_Task instructions_
Locate every line in the records below that holds the word "shape" and return each one.

======== Input

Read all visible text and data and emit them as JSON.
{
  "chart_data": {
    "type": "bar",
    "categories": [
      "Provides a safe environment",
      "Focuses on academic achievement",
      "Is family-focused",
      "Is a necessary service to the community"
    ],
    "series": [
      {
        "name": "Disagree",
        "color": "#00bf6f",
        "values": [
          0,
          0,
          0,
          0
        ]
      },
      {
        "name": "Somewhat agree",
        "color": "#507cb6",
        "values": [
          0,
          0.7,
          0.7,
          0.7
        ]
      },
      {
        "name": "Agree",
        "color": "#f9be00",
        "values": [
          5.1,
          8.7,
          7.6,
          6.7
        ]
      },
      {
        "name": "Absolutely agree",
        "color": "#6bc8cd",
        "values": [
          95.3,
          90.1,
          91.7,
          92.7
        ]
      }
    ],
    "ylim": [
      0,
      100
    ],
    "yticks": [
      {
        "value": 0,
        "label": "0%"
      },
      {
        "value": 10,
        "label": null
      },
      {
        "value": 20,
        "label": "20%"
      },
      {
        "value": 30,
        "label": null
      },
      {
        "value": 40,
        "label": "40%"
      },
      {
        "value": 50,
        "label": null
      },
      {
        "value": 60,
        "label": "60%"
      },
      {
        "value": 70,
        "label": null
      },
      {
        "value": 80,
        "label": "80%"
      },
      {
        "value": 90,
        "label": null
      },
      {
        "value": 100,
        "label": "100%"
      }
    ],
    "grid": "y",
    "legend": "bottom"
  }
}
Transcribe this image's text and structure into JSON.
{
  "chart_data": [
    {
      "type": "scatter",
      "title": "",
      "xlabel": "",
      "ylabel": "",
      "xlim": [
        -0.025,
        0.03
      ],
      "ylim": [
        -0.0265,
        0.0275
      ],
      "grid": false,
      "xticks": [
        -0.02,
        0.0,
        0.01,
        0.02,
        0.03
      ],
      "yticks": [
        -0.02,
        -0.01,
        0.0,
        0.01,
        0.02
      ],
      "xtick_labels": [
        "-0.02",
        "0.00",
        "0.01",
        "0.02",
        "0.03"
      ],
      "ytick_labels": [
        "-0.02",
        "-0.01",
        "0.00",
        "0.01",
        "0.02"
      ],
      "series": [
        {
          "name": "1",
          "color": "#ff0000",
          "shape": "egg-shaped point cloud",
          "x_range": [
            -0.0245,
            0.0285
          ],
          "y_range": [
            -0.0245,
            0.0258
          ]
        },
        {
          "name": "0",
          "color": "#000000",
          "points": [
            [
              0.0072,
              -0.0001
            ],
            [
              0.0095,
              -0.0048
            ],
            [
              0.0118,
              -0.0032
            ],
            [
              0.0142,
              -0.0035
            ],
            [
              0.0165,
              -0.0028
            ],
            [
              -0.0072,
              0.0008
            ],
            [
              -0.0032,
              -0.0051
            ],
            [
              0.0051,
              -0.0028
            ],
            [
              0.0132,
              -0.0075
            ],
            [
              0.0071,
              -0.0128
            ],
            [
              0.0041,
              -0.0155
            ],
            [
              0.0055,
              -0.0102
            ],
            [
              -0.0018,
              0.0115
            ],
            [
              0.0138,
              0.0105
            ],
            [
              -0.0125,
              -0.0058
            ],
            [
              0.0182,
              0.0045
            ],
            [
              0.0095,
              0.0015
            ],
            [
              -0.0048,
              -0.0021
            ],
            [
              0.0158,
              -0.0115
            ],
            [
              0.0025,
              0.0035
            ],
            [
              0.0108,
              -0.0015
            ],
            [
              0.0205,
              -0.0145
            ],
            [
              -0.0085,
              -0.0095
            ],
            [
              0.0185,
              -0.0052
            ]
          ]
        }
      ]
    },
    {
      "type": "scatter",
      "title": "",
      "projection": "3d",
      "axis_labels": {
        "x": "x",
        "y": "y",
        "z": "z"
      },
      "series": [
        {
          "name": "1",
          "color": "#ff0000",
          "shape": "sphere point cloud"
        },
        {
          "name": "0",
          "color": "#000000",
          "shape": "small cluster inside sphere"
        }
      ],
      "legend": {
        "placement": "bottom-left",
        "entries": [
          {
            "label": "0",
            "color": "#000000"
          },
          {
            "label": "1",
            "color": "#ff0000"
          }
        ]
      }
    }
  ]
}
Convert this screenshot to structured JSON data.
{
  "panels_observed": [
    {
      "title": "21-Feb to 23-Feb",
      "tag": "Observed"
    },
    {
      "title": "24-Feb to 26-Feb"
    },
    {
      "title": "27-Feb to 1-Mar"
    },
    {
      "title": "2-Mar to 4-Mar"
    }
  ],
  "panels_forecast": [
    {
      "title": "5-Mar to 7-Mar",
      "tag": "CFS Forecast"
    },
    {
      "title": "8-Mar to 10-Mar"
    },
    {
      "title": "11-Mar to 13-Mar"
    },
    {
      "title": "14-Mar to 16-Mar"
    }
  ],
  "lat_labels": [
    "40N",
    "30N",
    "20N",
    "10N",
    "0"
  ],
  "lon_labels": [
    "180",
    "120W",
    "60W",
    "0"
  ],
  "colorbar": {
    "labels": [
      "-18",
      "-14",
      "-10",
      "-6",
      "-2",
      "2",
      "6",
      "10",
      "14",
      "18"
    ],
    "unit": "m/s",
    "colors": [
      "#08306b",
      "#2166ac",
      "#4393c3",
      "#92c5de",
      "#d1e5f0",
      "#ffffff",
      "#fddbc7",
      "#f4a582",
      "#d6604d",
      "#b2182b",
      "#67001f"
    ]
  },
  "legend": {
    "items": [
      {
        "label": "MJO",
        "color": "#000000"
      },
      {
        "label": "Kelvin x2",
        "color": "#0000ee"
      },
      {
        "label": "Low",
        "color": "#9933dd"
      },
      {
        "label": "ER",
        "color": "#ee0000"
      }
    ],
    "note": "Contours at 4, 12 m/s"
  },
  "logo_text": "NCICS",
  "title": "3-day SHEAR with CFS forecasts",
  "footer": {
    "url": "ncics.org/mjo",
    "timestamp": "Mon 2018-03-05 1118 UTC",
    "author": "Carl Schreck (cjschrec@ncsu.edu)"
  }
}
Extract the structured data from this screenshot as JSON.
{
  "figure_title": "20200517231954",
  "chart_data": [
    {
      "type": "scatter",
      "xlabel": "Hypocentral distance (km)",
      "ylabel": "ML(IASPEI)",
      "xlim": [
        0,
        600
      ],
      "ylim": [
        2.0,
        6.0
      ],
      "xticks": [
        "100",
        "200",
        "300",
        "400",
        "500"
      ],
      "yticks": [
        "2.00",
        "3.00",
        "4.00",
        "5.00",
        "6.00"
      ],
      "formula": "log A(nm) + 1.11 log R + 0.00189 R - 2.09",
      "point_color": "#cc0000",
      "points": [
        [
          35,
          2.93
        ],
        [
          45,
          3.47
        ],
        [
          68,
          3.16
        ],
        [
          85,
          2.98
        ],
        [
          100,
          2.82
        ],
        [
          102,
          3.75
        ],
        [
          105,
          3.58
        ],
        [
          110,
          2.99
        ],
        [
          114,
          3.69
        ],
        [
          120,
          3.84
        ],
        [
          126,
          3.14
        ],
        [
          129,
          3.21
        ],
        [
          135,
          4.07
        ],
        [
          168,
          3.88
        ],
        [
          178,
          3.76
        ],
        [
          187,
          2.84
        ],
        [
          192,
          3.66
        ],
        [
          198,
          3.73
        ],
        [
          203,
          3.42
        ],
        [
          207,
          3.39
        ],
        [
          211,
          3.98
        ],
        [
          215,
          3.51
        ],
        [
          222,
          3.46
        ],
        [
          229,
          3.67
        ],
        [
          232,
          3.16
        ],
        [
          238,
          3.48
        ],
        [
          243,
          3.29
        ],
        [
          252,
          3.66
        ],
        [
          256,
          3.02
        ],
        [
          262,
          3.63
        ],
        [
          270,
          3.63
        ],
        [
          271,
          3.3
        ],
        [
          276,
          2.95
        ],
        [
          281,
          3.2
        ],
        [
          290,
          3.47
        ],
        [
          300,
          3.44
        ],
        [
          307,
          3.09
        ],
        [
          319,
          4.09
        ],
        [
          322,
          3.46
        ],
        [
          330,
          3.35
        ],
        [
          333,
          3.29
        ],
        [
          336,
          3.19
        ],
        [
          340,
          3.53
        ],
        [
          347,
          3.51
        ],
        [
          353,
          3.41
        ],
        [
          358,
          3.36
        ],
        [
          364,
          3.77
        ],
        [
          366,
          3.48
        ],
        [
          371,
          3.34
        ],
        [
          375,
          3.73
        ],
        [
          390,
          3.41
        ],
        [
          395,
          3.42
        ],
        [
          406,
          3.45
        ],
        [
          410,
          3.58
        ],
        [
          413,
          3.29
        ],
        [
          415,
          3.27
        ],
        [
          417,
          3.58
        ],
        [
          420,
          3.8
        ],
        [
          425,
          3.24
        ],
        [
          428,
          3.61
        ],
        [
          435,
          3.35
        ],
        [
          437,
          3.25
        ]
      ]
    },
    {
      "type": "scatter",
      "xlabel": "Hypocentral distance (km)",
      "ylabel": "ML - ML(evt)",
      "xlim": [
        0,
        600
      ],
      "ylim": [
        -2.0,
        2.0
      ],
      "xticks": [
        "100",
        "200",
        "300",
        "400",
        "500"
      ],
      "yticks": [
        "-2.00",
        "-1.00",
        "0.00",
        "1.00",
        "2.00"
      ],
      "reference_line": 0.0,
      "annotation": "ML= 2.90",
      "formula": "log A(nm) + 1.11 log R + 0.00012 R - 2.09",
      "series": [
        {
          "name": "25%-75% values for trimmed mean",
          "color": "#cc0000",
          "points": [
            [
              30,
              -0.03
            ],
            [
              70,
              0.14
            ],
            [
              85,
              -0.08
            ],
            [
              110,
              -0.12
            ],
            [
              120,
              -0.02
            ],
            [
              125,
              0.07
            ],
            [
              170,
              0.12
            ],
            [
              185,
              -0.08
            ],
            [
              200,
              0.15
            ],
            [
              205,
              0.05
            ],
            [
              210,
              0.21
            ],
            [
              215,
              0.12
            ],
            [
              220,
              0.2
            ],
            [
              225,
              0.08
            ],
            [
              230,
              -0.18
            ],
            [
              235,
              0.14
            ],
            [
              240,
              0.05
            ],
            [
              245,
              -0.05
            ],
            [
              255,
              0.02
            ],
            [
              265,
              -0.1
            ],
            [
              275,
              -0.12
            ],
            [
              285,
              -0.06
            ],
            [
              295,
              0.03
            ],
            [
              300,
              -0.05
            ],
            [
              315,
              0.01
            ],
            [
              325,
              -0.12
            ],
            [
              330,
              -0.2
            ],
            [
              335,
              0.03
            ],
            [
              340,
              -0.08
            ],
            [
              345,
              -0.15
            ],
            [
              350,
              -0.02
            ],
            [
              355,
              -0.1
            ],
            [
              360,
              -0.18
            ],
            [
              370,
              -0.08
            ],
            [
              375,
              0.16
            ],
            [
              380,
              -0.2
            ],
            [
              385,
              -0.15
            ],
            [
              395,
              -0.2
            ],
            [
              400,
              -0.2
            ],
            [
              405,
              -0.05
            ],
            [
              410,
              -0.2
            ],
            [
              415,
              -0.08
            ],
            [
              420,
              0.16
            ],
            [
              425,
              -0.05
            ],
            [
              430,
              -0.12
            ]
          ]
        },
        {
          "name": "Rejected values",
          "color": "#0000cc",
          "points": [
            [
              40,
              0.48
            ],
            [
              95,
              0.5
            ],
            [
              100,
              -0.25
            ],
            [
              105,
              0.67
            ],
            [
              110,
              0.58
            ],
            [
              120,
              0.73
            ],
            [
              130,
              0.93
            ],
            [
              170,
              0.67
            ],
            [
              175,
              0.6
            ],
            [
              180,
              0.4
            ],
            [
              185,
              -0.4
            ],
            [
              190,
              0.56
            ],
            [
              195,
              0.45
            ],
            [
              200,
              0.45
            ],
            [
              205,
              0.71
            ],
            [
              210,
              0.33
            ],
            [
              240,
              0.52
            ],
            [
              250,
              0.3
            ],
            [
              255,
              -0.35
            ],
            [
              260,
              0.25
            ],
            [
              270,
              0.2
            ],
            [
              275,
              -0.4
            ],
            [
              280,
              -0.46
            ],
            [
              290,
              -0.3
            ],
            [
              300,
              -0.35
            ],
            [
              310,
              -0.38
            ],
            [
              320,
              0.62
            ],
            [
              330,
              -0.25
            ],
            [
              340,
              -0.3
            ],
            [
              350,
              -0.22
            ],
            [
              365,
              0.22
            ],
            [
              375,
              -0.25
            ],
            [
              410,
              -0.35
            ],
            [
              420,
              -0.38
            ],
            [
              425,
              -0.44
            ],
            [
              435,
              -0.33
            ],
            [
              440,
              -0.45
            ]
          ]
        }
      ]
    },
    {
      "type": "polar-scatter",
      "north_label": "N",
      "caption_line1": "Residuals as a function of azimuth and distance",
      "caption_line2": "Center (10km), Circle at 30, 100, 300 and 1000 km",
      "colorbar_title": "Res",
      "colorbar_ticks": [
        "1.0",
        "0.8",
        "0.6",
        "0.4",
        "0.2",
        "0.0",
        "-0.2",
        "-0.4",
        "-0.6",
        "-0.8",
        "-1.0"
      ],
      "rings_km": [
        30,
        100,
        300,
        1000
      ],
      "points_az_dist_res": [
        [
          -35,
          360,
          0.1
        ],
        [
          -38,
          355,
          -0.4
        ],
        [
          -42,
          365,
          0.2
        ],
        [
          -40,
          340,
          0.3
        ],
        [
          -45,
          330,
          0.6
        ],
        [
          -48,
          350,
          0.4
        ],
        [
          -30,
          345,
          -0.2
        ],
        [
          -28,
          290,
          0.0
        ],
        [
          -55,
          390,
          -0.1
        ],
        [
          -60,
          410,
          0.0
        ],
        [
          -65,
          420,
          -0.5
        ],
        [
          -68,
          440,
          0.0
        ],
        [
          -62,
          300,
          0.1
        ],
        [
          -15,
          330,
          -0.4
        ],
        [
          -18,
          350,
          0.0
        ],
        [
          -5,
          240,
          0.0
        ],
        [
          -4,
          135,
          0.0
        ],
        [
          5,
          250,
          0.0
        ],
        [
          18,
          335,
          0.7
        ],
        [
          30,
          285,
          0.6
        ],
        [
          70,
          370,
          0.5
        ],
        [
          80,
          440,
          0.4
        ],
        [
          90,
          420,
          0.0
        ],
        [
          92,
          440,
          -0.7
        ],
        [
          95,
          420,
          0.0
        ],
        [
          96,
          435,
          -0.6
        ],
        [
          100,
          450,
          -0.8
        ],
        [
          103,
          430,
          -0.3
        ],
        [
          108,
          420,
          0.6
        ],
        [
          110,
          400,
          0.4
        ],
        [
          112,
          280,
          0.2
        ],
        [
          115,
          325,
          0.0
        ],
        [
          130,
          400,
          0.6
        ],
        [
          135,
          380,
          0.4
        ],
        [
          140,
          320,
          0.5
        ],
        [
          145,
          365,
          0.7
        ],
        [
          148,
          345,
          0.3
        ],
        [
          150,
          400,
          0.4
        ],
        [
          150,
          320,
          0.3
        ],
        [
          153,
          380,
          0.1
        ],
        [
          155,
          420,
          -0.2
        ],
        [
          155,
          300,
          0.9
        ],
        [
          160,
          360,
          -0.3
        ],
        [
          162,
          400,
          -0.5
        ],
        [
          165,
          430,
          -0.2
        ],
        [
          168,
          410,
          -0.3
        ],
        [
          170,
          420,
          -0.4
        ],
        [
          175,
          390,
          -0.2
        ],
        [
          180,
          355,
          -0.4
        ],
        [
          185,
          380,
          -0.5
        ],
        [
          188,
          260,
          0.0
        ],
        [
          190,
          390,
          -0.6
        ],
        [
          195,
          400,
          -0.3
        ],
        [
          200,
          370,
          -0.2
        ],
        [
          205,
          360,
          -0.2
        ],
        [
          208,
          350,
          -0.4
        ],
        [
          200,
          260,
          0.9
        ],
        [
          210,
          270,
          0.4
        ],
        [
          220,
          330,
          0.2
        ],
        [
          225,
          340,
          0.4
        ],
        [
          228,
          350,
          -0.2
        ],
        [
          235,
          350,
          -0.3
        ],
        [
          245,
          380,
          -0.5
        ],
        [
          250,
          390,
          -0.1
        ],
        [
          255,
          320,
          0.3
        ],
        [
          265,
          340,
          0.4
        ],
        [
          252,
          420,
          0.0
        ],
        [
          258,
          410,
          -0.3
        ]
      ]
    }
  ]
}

================

_Written response_
          "shape": "egg-shaped point cloud",
          "shape": "sphere point cloud"
          "shape": "small cluster inside sphere"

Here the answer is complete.